Omit the images. Copy each entry word for word.

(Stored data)
* begin *
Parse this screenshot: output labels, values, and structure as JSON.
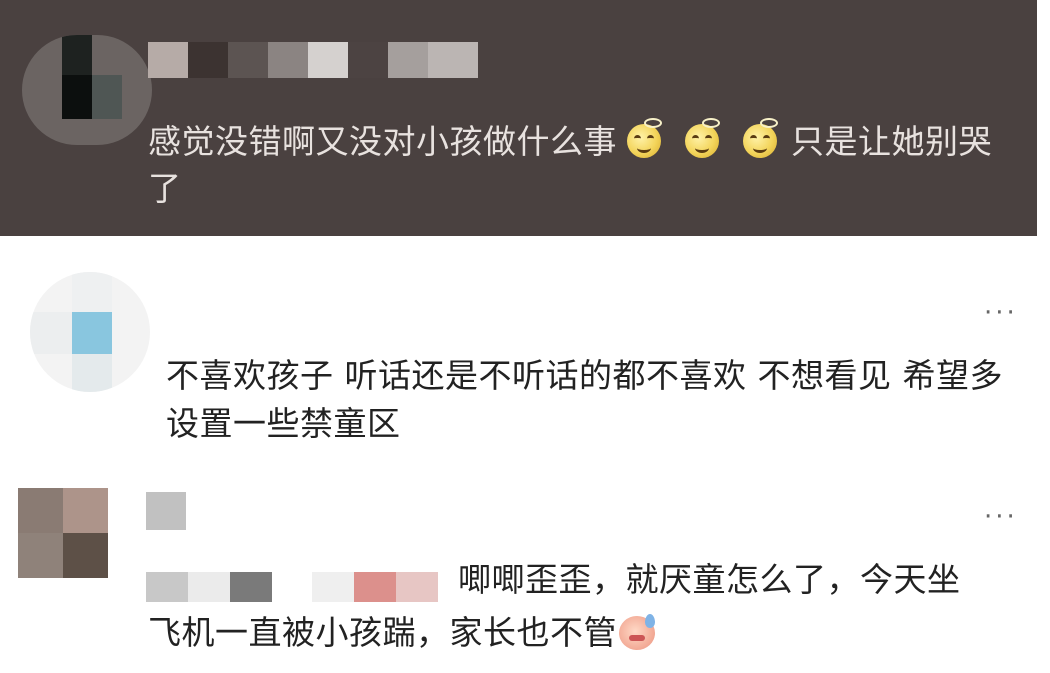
{
  "comments": [
    {
      "text_before": "感觉没错啊又没对小孩做什么事",
      "text_after": "只是让她别哭了",
      "emojis": [
        "smile-halo-emoji",
        "smile-halo-emoji",
        "smile-halo-emoji"
      ]
    },
    {
      "text": "不喜欢孩子 听话还是不听话的都不喜欢 不想看见 希望多设置一些禁童区",
      "more": "···"
    },
    {
      "text_line1": "唧唧歪歪，就厌童怎么了，今天坐",
      "text_line2": "飞机一直被小孩踹，家长也不管",
      "emoji": "sweat-face-emoji",
      "more": "···"
    }
  ]
}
* end *
● **Exercise result**
Parse this screenshot: output labels, values, and structure as JSON.
{
  "comments": [
    {
      "text_before": "感觉没错啊又没对小孩做什么事",
      "text_after": "只是让她别哭了",
      "emojis": [
        "smile-halo-emoji",
        "smile-halo-emoji",
        "smile-halo-emoji"
      ]
    },
    {
      "text": "不喜欢孩子 听话还是不听话的都不喜欢 不想看见 希望多设置一些禁童区",
      "more": "···"
    },
    {
      "text_line1": "唧唧歪歪，就厌童怎么了，今天坐",
      "text_line2": "飞机一直被小孩踹，家长也不管",
      "emoji": "sweat-face-emoji",
      "more": "···"
    }
  ]
}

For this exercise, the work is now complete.